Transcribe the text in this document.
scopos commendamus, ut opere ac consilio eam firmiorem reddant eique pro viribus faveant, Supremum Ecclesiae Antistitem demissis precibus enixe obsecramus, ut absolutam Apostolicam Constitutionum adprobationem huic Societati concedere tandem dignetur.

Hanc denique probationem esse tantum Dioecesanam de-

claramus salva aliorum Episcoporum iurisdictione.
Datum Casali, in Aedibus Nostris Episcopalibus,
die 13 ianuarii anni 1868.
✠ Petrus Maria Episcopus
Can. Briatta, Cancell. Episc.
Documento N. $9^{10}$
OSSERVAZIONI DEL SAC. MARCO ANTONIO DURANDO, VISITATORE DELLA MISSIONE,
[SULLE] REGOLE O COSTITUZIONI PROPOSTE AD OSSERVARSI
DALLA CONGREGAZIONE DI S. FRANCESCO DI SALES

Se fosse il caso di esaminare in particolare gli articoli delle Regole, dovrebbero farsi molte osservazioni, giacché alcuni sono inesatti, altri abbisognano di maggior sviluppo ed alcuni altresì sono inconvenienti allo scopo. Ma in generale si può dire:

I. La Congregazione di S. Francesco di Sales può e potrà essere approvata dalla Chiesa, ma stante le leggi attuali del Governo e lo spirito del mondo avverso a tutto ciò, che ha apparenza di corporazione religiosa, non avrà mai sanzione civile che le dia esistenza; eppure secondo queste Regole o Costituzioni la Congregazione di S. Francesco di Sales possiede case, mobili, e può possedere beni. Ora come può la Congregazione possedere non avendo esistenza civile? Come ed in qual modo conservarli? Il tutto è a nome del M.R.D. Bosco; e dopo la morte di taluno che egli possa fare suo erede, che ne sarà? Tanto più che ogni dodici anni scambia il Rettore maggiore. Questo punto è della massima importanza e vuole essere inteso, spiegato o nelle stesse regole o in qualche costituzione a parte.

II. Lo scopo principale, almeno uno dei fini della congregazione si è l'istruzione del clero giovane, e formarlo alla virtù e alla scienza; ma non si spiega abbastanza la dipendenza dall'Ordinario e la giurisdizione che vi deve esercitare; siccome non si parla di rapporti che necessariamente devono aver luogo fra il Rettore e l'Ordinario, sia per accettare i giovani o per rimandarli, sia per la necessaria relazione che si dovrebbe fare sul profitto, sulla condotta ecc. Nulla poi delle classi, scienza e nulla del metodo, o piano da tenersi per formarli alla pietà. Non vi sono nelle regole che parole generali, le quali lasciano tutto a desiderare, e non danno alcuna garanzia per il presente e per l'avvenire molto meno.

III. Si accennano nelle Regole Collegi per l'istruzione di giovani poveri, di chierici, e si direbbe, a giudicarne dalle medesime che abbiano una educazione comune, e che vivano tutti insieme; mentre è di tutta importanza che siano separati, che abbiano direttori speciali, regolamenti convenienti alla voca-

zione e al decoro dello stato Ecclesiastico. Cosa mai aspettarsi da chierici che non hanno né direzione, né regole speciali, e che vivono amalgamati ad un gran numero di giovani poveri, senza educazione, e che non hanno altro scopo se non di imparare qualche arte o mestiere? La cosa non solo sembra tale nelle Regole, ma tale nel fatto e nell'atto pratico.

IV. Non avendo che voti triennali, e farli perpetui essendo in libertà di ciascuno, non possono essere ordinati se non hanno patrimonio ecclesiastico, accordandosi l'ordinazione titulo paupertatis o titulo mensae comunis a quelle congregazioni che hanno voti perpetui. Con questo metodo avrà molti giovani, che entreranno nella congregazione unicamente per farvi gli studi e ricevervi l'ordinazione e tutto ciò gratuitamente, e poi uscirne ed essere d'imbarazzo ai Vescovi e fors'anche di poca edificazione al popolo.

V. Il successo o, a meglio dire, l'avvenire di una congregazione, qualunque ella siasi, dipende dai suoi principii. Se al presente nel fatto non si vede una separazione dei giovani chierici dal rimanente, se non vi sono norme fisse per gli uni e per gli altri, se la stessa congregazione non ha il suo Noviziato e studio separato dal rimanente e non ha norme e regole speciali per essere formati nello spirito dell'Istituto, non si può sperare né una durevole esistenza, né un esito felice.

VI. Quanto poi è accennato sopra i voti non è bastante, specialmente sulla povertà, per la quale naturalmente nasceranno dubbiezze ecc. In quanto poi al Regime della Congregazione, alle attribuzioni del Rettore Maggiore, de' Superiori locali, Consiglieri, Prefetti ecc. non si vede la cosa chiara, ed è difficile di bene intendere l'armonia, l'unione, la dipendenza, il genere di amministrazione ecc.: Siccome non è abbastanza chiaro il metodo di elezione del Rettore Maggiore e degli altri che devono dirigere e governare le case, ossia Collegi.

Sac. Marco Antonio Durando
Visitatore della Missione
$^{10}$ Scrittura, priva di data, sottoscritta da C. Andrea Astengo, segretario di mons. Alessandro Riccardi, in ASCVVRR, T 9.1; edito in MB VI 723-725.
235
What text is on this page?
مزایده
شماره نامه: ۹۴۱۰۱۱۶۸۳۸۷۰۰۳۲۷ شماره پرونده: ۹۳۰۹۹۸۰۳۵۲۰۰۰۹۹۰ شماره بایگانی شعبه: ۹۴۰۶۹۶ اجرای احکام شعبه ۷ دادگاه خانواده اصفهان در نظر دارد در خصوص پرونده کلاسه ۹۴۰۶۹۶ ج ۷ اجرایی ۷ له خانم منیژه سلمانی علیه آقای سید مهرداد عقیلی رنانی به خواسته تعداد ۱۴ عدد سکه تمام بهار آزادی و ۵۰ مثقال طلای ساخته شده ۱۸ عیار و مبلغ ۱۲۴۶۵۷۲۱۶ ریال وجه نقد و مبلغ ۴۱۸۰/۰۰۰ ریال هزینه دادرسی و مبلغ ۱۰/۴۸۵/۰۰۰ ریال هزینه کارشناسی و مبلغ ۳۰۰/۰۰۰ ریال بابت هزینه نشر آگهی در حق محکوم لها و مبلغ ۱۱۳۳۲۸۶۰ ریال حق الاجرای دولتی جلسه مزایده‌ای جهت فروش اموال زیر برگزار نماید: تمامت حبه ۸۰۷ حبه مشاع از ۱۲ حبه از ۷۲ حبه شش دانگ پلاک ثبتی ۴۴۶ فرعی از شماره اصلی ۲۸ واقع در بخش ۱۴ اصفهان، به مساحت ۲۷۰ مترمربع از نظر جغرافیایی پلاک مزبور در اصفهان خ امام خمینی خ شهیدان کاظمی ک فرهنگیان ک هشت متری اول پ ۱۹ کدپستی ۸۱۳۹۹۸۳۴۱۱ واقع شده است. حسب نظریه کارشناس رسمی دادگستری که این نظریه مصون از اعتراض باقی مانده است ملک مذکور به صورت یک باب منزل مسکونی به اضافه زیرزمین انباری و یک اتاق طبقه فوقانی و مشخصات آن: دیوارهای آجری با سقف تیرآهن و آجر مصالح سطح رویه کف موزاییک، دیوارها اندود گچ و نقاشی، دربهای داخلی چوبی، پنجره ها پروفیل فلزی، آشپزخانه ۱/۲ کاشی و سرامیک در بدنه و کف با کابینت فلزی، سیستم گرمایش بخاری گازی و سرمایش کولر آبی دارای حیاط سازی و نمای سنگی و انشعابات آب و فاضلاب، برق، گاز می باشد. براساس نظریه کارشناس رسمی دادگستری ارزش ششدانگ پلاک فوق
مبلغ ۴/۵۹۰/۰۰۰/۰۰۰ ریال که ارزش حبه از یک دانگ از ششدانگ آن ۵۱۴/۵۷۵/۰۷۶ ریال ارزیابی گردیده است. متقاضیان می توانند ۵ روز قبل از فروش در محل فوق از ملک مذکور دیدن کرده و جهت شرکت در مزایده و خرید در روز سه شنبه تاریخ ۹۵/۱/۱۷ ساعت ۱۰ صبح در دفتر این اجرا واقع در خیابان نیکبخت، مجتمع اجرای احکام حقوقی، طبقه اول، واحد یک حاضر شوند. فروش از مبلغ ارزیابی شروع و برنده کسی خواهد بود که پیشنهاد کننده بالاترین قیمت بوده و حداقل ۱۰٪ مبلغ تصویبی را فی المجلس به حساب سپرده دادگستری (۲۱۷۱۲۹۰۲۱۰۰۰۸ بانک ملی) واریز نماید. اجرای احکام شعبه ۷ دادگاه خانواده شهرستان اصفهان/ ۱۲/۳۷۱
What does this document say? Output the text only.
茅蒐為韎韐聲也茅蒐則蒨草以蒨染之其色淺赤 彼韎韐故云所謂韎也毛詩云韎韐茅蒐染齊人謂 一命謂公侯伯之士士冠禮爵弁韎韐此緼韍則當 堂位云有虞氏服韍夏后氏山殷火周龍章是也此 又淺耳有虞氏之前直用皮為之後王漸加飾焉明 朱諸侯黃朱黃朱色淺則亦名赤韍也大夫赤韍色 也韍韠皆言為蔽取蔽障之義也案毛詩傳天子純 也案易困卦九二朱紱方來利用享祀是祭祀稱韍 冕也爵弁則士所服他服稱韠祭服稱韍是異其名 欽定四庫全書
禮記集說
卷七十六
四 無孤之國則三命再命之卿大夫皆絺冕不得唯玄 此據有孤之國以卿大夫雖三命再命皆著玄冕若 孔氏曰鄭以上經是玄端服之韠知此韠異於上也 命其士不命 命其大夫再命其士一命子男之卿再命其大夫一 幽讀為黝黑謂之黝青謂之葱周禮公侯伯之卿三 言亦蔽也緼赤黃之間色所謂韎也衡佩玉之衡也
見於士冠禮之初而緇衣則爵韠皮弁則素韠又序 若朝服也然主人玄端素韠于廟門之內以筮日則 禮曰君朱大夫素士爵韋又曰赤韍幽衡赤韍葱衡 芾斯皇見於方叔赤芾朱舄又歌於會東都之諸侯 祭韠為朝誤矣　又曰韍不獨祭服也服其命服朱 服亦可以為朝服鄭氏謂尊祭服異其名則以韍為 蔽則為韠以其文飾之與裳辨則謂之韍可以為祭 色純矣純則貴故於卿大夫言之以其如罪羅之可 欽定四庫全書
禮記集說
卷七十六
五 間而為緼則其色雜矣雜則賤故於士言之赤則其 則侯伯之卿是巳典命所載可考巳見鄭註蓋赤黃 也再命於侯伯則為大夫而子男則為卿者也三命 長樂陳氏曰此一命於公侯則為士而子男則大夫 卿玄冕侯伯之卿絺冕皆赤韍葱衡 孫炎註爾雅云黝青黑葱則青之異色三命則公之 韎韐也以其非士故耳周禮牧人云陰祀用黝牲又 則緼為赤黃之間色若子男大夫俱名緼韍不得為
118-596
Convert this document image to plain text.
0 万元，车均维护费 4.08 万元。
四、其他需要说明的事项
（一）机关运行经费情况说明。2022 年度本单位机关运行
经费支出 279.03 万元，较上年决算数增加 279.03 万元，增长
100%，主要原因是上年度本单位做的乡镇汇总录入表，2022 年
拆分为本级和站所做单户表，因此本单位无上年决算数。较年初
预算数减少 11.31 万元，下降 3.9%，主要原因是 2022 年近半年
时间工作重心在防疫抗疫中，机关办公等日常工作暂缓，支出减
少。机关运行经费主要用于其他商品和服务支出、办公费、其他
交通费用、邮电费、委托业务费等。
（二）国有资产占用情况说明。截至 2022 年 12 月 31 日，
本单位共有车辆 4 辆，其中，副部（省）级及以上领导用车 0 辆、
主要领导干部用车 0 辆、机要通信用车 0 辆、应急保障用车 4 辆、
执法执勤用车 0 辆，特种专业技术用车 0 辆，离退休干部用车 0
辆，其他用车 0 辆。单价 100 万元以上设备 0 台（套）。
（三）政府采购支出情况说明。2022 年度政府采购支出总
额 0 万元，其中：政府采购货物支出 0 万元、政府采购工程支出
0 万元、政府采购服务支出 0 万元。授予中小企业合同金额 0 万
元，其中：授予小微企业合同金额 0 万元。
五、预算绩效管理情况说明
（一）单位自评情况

- _TASK DETAILS_: Find the line with "Convert this document image to plain text." in the listing above, then write out that line and each remaining line exactly, with no other text.

- _IN RESPONSE_:
Convert this document image to plain text.
0 万元，车均维护费 4.08 万元。
四、其他需要说明的事项
（一）机关运行经费情况说明。2022 年度本单位机关运行
经费支出 279.03 万元，较上年决算数增加 279.03 万元，增长
100%，主要原因是上年度本单位做的乡镇汇总录入表，2022 年
拆分为本级和站所做单户表，因此本单位无上年决算数。较年初
预算数减少 11.31 万元，下降 3.9%，主要原因是 2022 年近半年
时间工作重心在防疫抗疫中，机关办公等日常工作暂缓，支出减
少。机关运行经费主要用于其他商品和服务支出、办公费、其他
交通费用、邮电费、委托业务费等。
（二）国有资产占用情况说明。截至 2022 年 12 月 31 日，
本单位共有车辆 4 辆，其中，副部（省）级及以上领导用车 0 辆、
主要领导干部用车 0 辆、机要通信用车 0 辆、应急保障用车 4 辆、
执法执勤用车 0 辆，特种专业技术用车 0 辆，离退休干部用车 0
辆，其他用车 0 辆。单价 100 万元以上设备 0 台（套）。
（三）政府采购支出情况说明。2022 年度政府采购支出总
额 0 万元，其中：政府采购货物支出 0 万元、政府采购工程支出
0 万元、政府采购服务支出 0 万元。授予中小企业合同金额 0 万
元，其中：授予小微企业合同金额 0 万元。
五、预算绩效管理情况说明
（一）单位自评情况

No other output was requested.